┏━━

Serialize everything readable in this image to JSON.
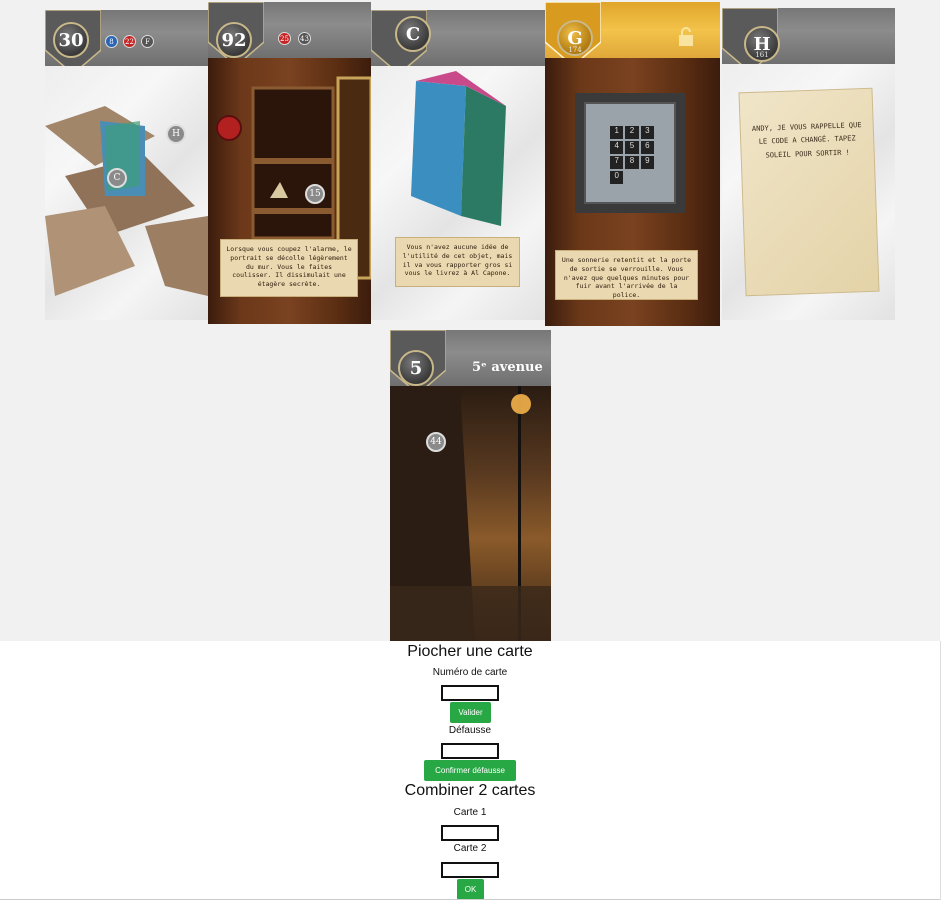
{
  "cards": [
    {
      "number": "30",
      "tokens": [
        {
          "label": "8",
          "color": "#2a66b5"
        },
        {
          "label": "22",
          "color": "#c42525"
        },
        {
          "label": "F",
          "color": "#555555"
        }
      ],
      "markers": [
        "H",
        "C"
      ]
    },
    {
      "number": "92",
      "tokens": [
        {
          "label": "25",
          "color": "#c42525"
        },
        {
          "label": "43",
          "color": "#555555"
        }
      ],
      "markers": [
        "15"
      ],
      "note": "Lorsque vous coupez l'alarme, le portrait se décolle légèrement du mur. Vous le faites coulisser. Il dissimulait une étagère secrète."
    },
    {
      "number": "C",
      "note": "Vous n'avez aucune idée de l'utilité de cet objet, mais il va vous rapporter gros si vous le livrez à Al Capone."
    },
    {
      "number": "G",
      "subnumber": "174",
      "keypad": [
        "1",
        "2",
        "3",
        "4",
        "5",
        "6",
        "7",
        "8",
        "9",
        "0"
      ],
      "note": "Une sonnerie retentit et la porte de sortie se verrouille. Vous n'avez que quelques minutes pour fuir avant l'arrivée de la police."
    },
    {
      "number": "H",
      "subnumber": "161",
      "letter": "ANDY, JE VOUS RAPPELLE QUE LE CODE A CHANGÉ. TAPEZ SOLEIL POUR SORTIR !"
    },
    {
      "number": "5",
      "title": "5ᵉ avenue",
      "markers": [
        "44"
      ]
    }
  ],
  "panel": {
    "draw_title": "Piocher une carte",
    "card_number_label": "Numéro de carte",
    "card_number_value": "",
    "validate_label": "Valider",
    "discard_label": "Défausse",
    "discard_value": "",
    "confirm_discard_label": "Confirmer défausse",
    "combine_title": "Combiner 2 cartes",
    "card1_label": "Carte 1",
    "card1_value": "",
    "card2_label": "Carte 2",
    "card2_value": "",
    "ok_label": "OK"
  },
  "colors": {
    "button_green": "#28a745",
    "card_header_gray": "#7a7a7a",
    "card_header_gold": "#f3c34a"
  }
}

┗━━

▶ **Written instruction**
Your task is to transcribe all of the records precisely, with no images included.

▶ **The response**
Serialize everything readable in this image to JSON.
{
  "cards": [
    {
      "number": "30",
      "tokens": [
        {
          "label": "8",
          "color": "#2a66b5"
        },
        {
          "label": "22",
          "color": "#c42525"
        },
        {
          "label": "F",
          "color": "#555555"
        }
      ],
      "markers": [
        "H",
        "C"
      ]
    },
    {
      "number": "92",
      "tokens": [
        {
          "label": "25",
          "color": "#c42525"
        },
        {
          "label": "43",
          "color": "#555555"
        }
      ],
      "markers": [
        "15"
      ],
      "note": "Lorsque vous coupez l'alarme, le portrait se décolle légèrement du mur. Vous le faites coulisser. Il dissimulait une étagère secrète."
    },
    {
      "number": "C",
      "note": "Vous n'avez aucune idée de l'utilité de cet objet, mais il va vous rapporter gros si vous le livrez à Al Capone."
    },
    {
      "number": "G",
      "subnumber": "174",
      "keypad": [
        "1",
        "2",
        "3",
        "4",
        "5",
        "6",
        "7",
        "8",
        "9",
        "0"
      ],
      "note": "Une sonnerie retentit et la porte de sortie se verrouille. Vous n'avez que quelques minutes pour fuir avant l'arrivée de la police."
    },
    {
      "number": "H",
      "subnumber": "161",
      "letter": "ANDY, JE VOUS RAPPELLE QUE LE CODE A CHANGÉ. TAPEZ SOLEIL POUR SORTIR !"
    },
    {
      "number": "5",
      "title": "5ᵉ avenue",
      "markers": [
        "44"
      ]
    }
  ],
  "panel": {
    "draw_title": "Piocher une carte",
    "card_number_label": "Numéro de carte",
    "card_number_value": "",
    "validate_label": "Valider",
    "discard_label": "Défausse",
    "discard_value": "",
    "confirm_discard_label": "Confirmer défausse",
    "combine_title": "Combiner 2 cartes",
    "card1_label": "Carte 1",
    "card1_value": "",
    "card2_label": "Carte 2",
    "card2_value": "",
    "ok_label": "OK"
  },
  "colors": {
    "button_green": "#28a745",
    "card_header_gray": "#7a7a7a",
    "card_header_gold": "#f3c34a"
  }
}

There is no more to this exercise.